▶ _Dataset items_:
** start **
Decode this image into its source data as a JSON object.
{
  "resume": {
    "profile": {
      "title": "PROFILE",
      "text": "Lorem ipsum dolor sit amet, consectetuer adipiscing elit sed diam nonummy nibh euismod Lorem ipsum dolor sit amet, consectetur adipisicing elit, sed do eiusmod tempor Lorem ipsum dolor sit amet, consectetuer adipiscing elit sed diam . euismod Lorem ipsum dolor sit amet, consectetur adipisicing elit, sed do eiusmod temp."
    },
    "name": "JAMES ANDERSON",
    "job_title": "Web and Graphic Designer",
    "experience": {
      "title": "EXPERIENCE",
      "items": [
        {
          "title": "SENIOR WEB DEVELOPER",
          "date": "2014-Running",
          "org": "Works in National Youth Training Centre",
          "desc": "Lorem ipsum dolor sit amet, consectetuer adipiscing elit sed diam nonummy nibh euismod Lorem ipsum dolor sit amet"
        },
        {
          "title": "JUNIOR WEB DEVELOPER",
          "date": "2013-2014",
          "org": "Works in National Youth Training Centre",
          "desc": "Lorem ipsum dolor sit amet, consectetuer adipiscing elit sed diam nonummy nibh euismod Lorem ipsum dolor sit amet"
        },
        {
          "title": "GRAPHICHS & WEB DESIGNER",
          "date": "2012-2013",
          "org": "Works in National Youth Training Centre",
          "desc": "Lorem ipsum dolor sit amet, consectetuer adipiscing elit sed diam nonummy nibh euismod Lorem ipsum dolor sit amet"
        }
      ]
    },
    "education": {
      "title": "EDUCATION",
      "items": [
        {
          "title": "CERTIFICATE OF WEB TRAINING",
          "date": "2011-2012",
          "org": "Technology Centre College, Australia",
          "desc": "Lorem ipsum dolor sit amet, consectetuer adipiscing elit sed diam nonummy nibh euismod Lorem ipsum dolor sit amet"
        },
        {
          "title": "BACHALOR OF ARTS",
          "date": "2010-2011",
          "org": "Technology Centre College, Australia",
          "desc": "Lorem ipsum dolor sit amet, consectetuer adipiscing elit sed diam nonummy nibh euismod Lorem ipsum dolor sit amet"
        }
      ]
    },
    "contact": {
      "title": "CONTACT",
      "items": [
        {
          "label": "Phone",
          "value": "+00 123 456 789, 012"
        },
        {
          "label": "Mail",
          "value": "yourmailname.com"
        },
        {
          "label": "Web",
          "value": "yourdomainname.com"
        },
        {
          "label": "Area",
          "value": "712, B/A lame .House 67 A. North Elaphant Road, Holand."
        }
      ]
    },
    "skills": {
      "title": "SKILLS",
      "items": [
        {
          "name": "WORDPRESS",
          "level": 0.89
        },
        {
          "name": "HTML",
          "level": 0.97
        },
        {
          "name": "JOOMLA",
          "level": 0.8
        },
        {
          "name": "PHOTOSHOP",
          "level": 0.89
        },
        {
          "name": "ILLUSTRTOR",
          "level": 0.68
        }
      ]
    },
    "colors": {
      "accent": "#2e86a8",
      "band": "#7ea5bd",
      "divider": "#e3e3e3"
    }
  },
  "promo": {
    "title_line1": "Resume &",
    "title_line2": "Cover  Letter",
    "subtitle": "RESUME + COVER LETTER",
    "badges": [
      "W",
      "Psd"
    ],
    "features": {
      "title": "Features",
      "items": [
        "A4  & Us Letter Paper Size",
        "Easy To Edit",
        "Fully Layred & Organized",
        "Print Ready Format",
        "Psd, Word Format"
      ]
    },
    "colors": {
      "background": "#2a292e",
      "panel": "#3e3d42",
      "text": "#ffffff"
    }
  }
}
** end **
▶ _Short task_: Please restate the data word for word, every record included.

▶ _The solution_:
Decode this image into its source data as a JSON object.
{
  "resume": {
    "profile": {
      "title": "PROFILE",
      "text": "Lorem ipsum dolor sit amet, consectetuer adipiscing elit sed diam nonummy nibh euismod Lorem ipsum dolor sit amet, consectetur adipisicing elit, sed do eiusmod tempor Lorem ipsum dolor sit amet, consectetuer adipiscing elit sed diam . euismod Lorem ipsum dolor sit amet, consectetur adipisicing elit, sed do eiusmod temp."
    },
    "name": "JAMES ANDERSON",
    "job_title": "Web and Graphic Designer",
    "experience": {
      "title": "EXPERIENCE",
      "items": [
        {
          "title": "SENIOR WEB DEVELOPER",
          "date": "2014-Running",
          "org": "Works in National Youth Training Centre",
          "desc": "Lorem ipsum dolor sit amet, consectetuer adipiscing elit sed diam nonummy nibh euismod Lorem ipsum dolor sit amet"
        },
        {
          "title": "JUNIOR WEB DEVELOPER",
          "date": "2013-2014",
          "org": "Works in National Youth Training Centre",
          "desc": "Lorem ipsum dolor sit amet, consectetuer adipiscing elit sed diam nonummy nibh euismod Lorem ipsum dolor sit amet"
        },
        {
          "title": "GRAPHICHS & WEB DESIGNER",
          "date": "2012-2013",
          "org": "Works in National Youth Training Centre",
          "desc": "Lorem ipsum dolor sit amet, consectetuer adipiscing elit sed diam nonummy nibh euismod Lorem ipsum dolor sit amet"
        }
      ]
    },
    "education": {
      "title": "EDUCATION",
      "items": [
        {
          "title": "CERTIFICATE OF WEB TRAINING",
          "date": "2011-2012",
          "org": "Technology Centre College, Australia",
          "desc": "Lorem ipsum dolor sit amet, consectetuer adipiscing elit sed diam nonummy nibh euismod Lorem ipsum dolor sit amet"
        },
        {
          "title": "BACHALOR OF ARTS",
          "date": "2010-2011",
          "org": "Technology Centre College, Australia",
          "desc": "Lorem ipsum dolor sit amet, consectetuer adipiscing elit sed diam nonummy nibh euismod Lorem ipsum dolor sit amet"
        }
      ]
    },
    "contact": {
      "title": "CONTACT",
      "items": [
        {
          "label": "Phone",
          "value": "+00 123 456 789, 012"
        },
        {
          "label": "Mail",
          "value": "yourmailname.com"
        },
        {
          "label": "Web",
          "value": "yourdomainname.com"
        },
        {
          "label": "Area",
          "value": "712, B/A lame .House 67 A. North Elaphant Road, Holand."
        }
      ]
    },
    "skills": {
      "title": "SKILLS",
      "items": [
        {
          "name": "WORDPRESS",
          "level": 0.89
        },
        {
          "name": "HTML",
          "level": 0.97
        },
        {
          "name": "JOOMLA",
          "level": 0.8
        },
        {
          "name": "PHOTOSHOP",
          "level": 0.89
        },
        {
          "name": "ILLUSTRTOR",
          "level": 0.68
        }
      ]
    },
    "colors": {
      "accent": "#2e86a8",
      "band": "#7ea5bd",
      "divider": "#e3e3e3"
    }
  },
  "promo": {
    "title_line1": "Resume &",
    "title_line2": "Cover  Letter",
    "subtitle": "RESUME + COVER LETTER",
    "badges": [
      "W",
      "Psd"
    ],
    "features": {
      "title": "Features",
      "items": [
        "A4  & Us Letter Paper Size",
        "Easy To Edit",
        "Fully Layred & Organized",
        "Print Ready Format",
        "Psd, Word Format"
      ]
    },
    "colors": {
      "background": "#2a292e",
      "panel": "#3e3d42",
      "text": "#ffffff"
    }
  }
}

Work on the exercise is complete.